### EXERCISE
What is the number of lines containing the word "ยงเหน"? Give that number alone.

### SOURCE DATA

>>>

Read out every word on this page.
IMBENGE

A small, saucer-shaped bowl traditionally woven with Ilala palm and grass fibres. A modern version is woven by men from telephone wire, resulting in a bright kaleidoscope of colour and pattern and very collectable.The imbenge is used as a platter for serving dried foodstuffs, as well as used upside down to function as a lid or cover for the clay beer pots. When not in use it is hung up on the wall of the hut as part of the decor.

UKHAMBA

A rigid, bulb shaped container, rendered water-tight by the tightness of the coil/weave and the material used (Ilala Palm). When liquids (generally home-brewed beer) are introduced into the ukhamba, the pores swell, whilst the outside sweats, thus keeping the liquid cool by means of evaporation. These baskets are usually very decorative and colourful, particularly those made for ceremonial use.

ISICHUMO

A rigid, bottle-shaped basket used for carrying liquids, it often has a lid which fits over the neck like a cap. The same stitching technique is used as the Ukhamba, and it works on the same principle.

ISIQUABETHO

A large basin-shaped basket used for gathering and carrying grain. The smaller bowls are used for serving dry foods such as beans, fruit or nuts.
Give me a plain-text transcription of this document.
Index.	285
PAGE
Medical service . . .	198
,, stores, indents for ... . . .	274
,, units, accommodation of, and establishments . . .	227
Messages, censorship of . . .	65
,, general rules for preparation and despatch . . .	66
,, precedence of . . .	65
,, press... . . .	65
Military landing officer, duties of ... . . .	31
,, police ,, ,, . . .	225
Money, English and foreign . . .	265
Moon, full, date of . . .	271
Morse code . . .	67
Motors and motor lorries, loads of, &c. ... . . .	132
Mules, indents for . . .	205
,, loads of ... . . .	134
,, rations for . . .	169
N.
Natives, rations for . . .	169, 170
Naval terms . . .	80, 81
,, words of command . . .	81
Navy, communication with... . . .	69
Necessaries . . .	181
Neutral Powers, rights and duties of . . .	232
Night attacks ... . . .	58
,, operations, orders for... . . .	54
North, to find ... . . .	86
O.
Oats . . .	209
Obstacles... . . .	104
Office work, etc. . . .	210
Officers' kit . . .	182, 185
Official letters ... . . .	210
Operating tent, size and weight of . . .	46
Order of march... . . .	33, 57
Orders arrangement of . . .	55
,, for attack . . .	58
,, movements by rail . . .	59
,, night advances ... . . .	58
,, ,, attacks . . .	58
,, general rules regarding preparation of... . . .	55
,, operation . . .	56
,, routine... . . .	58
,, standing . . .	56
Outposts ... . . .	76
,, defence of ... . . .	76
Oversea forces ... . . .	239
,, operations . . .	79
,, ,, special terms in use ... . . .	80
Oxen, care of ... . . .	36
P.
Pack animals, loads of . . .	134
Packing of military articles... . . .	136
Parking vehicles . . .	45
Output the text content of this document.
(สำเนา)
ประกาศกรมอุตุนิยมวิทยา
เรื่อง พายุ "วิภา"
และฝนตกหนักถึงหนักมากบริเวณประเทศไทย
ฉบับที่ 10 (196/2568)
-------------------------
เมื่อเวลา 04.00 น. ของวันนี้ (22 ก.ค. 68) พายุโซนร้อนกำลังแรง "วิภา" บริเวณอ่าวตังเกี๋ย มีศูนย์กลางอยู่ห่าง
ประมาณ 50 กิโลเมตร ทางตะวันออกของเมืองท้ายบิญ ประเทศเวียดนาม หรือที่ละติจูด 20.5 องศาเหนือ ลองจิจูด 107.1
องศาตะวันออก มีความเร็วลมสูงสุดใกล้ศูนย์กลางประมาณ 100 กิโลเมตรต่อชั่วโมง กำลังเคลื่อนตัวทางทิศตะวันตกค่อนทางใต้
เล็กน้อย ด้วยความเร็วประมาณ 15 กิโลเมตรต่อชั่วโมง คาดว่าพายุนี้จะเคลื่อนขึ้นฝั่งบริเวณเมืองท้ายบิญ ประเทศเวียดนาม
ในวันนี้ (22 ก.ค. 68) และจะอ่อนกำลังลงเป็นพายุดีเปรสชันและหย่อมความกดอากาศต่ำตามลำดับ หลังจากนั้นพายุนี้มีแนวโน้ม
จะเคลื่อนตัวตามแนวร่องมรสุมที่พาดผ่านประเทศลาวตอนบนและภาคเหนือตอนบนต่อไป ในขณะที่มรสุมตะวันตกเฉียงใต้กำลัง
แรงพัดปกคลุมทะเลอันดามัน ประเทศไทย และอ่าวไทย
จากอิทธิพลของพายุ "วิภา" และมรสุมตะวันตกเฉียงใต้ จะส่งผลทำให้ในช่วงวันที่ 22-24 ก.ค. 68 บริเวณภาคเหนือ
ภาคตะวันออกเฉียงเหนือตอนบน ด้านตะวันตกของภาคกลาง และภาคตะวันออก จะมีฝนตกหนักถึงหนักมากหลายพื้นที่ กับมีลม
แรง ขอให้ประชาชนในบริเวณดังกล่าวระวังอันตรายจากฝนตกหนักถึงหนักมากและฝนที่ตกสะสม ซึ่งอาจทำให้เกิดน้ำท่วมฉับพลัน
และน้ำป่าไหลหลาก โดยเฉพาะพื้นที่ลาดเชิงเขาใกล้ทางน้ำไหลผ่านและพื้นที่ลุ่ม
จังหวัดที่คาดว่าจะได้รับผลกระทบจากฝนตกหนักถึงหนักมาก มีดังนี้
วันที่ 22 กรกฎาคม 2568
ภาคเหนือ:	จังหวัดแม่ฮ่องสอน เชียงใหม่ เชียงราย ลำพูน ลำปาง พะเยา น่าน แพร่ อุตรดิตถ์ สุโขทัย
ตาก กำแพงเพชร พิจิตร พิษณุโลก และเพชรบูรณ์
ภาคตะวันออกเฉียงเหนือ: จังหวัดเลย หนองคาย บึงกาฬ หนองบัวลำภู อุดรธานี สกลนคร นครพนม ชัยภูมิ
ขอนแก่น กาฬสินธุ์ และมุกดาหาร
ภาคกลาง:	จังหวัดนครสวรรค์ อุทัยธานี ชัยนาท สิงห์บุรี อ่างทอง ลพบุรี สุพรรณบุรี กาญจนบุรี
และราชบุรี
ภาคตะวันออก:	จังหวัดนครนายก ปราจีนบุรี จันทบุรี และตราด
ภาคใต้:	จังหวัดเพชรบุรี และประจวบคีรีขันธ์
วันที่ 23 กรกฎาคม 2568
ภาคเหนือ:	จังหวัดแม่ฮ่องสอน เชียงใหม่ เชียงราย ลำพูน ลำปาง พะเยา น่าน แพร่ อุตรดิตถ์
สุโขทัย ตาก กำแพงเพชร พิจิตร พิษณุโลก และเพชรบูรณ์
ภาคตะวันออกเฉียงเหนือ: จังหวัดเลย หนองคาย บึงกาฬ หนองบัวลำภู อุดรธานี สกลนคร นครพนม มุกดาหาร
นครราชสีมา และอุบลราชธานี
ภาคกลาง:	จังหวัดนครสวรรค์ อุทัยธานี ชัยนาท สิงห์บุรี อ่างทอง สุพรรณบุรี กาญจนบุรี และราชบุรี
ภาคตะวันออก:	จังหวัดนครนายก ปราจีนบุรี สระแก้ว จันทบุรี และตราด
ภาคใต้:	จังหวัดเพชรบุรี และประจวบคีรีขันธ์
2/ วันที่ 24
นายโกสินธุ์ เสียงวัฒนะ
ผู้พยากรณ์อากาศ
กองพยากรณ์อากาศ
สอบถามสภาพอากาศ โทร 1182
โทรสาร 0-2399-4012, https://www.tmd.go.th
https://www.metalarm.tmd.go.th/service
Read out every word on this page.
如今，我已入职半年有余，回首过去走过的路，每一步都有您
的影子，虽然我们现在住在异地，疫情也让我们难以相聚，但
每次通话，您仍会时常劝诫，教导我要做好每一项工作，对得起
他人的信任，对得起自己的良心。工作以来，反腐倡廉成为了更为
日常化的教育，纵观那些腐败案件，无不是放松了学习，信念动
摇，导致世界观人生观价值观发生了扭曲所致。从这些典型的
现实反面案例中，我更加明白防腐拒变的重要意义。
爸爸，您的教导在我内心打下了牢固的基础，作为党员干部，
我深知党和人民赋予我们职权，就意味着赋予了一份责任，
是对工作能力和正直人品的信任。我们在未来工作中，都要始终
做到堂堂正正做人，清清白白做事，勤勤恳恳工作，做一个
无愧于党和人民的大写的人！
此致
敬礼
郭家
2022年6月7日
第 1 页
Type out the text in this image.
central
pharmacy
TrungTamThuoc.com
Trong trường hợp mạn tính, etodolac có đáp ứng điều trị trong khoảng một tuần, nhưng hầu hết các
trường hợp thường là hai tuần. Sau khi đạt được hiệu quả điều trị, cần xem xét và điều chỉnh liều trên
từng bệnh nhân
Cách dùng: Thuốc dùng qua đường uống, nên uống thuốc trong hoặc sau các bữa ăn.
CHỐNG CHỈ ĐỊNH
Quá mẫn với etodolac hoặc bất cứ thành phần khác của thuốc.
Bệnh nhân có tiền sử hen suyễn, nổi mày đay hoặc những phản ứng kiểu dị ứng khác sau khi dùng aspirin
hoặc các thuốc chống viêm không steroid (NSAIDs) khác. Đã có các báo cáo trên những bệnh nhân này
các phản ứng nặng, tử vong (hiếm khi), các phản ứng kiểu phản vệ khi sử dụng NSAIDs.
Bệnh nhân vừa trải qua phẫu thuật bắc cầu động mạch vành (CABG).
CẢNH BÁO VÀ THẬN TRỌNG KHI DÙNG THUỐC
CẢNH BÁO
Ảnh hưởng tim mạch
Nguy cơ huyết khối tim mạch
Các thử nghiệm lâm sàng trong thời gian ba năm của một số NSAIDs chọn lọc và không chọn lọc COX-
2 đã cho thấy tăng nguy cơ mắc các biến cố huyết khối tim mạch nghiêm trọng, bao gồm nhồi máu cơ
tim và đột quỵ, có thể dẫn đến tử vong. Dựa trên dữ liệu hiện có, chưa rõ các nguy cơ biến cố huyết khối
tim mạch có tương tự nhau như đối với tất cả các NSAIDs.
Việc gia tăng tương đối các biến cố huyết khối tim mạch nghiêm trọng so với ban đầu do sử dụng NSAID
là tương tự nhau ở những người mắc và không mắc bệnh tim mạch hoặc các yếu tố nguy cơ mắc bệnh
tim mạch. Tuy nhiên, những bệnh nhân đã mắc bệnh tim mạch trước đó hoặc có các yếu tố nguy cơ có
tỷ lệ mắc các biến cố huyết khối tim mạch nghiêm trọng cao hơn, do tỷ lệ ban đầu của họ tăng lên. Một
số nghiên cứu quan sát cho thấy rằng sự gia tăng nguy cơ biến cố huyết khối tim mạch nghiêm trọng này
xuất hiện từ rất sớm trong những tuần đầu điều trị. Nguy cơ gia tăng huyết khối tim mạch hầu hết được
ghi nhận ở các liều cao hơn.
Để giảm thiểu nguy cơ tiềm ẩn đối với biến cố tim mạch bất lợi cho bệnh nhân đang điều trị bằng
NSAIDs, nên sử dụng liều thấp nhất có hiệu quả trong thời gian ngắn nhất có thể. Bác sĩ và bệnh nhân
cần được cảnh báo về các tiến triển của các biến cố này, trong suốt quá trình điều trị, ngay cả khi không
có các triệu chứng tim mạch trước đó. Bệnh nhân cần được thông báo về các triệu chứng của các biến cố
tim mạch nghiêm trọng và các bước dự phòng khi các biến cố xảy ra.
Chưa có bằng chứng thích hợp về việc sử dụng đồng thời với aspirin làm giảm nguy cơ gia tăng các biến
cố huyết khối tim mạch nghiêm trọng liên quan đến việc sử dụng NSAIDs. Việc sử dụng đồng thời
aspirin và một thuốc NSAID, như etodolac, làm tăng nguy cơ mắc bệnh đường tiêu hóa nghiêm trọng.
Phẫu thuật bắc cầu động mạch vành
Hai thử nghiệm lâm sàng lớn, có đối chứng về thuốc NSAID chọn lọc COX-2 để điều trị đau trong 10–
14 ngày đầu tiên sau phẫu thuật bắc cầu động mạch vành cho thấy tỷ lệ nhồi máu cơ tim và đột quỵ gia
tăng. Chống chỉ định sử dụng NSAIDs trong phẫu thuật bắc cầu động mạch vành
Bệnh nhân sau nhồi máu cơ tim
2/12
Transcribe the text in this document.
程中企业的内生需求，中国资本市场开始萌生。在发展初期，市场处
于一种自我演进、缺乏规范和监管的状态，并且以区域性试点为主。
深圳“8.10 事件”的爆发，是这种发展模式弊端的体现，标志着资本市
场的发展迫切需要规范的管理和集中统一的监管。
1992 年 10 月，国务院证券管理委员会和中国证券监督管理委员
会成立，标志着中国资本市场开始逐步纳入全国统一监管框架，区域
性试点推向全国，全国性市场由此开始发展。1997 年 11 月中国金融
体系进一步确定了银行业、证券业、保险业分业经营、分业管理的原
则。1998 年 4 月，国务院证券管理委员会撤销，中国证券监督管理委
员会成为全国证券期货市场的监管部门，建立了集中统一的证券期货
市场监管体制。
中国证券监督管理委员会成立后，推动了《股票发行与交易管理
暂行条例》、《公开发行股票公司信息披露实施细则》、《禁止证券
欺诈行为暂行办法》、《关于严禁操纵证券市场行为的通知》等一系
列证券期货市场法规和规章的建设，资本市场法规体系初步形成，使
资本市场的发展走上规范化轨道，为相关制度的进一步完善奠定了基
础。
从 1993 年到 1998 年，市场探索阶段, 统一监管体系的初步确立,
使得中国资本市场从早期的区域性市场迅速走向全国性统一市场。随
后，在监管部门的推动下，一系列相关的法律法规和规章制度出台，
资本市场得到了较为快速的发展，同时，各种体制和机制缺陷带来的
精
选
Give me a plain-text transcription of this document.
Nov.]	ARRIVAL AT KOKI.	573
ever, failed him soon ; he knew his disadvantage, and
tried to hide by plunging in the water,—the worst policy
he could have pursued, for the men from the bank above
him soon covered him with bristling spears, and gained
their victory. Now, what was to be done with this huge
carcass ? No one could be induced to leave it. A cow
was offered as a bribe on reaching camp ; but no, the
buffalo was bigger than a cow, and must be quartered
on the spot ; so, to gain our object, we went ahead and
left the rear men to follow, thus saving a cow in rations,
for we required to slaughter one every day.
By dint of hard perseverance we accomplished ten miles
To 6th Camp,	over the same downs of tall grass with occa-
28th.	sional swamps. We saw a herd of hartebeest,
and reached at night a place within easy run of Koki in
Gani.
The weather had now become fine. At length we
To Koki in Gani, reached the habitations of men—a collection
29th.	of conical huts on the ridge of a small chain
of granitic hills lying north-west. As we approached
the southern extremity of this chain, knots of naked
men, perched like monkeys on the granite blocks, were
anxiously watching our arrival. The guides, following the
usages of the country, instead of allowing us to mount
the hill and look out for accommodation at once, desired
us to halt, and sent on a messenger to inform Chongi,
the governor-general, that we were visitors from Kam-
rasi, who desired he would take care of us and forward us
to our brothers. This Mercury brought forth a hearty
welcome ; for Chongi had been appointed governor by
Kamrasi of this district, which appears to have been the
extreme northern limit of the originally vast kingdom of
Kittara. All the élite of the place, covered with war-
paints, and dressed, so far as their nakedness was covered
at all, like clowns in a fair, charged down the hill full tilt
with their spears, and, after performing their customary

<<<

### SOLUTION BELOW
3